**Given instruction:** Take the listing and print it in full, exactly as given.

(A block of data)
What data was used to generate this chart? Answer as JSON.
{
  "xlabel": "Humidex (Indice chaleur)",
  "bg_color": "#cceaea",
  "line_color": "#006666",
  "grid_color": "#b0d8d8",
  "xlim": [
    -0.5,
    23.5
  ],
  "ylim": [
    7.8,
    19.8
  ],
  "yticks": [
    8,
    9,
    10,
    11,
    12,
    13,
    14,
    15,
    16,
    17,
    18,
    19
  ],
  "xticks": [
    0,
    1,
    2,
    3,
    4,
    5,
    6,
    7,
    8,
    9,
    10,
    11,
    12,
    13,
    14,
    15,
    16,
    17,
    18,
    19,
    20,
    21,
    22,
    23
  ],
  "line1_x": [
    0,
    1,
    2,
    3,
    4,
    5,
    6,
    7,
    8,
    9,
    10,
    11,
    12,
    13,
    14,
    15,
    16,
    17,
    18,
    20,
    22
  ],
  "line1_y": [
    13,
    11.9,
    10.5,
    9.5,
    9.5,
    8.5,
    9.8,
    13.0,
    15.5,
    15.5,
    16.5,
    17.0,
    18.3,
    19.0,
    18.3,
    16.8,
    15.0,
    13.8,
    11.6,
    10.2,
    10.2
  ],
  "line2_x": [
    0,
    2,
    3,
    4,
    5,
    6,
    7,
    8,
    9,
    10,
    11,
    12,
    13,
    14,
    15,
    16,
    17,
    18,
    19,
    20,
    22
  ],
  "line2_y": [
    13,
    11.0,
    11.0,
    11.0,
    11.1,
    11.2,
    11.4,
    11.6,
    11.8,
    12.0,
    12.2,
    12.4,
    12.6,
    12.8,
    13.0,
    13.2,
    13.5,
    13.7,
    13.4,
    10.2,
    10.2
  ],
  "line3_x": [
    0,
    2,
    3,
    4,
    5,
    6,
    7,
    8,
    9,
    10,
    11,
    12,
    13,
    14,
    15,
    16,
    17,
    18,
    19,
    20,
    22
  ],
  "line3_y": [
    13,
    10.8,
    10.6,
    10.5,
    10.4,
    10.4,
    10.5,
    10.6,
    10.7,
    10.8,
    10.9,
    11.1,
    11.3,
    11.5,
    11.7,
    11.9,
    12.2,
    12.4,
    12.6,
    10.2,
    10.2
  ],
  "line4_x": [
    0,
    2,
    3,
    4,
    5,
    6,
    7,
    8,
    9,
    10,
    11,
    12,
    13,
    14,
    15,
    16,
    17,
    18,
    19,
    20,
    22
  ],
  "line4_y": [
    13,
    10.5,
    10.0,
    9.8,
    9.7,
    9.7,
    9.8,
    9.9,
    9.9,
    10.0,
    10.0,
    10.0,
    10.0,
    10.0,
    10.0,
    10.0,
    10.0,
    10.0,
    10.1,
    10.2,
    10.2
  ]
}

**Solution for this exercise:**
What data was used to generate this chart? Answer as JSON.
{
  "xlabel": "Humidex (Indice chaleur)",
  "bg_color": "#cceaea",
  "line_color": "#006666",
  "grid_color": "#b0d8d8",
  "xlim": [
    -0.5,
    23.5
  ],
  "ylim": [
    7.8,
    19.8
  ],
  "yticks": [
    8,
    9,
    10,
    11,
    12,
    13,
    14,
    15,
    16,
    17,
    18,
    19
  ],
  "xticks": [
    0,
    1,
    2,
    3,
    4,
    5,
    6,
    7,
    8,
    9,
    10,
    11,
    12,
    13,
    14,
    15,
    16,
    17,
    18,
    19,
    20,
    21,
    22,
    23
  ],
  "line1_x": [
    0,
    1,
    2,
    3,
    4,
    5,
    6,
    7,
    8,
    9,
    10,
    11,
    12,
    13,
    14,
    15,
    16,
    17,
    18,
    20,
    22
  ],
  "line1_y": [
    13,
    11.9,
    10.5,
    9.5,
    9.5,
    8.5,
    9.8,
    13.0,
    15.5,
    15.5,
    16.5,
    17.0,
    18.3,
    19.0,
    18.3,
    16.8,
    15.0,
    13.8,
    11.6,
    10.2,
    10.2
  ],
  "line2_x": [
    0,
    2,
    3,
    4,
    5,
    6,
    7,
    8,
    9,
    10,
    11,
    12,
    13,
    14,
    15,
    16,
    17,
    18,
    19,
    20,
    22
  ],
  "line2_y": [
    13,
    11.0,
    11.0,
    11.0,
    11.1,
    11.2,
    11.4,
    11.6,
    11.8,
    12.0,
    12.2,
    12.4,
    12.6,
    12.8,
    13.0,
    13.2,
    13.5,
    13.7,
    13.4,
    10.2,
    10.2
  ],
  "line3_x": [
    0,
    2,
    3,
    4,
    5,
    6,
    7,
    8,
    9,
    10,
    11,
    12,
    13,
    14,
    15,
    16,
    17,
    18,
    19,
    20,
    22
  ],
  "line3_y": [
    13,
    10.8,
    10.6,
    10.5,
    10.4,
    10.4,
    10.5,
    10.6,
    10.7,
    10.8,
    10.9,
    11.1,
    11.3,
    11.5,
    11.7,
    11.9,
    12.2,
    12.4,
    12.6,
    10.2,
    10.2
  ],
  "line4_x": [
    0,
    2,
    3,
    4,
    5,
    6,
    7,
    8,
    9,
    10,
    11,
    12,
    13,
    14,
    15,
    16,
    17,
    18,
    19,
    20,
    22
  ],
  "line4_y": [
    13,
    10.5,
    10.0,
    9.8,
    9.7,
    9.7,
    9.8,
    9.9,
    9.9,
    10.0,
    10.0,
    10.0,
    10.0,
    10.0,
    10.0,
    10.0,
    10.0,
    10.0,
    10.1,
    10.2,
    10.2
  ]
}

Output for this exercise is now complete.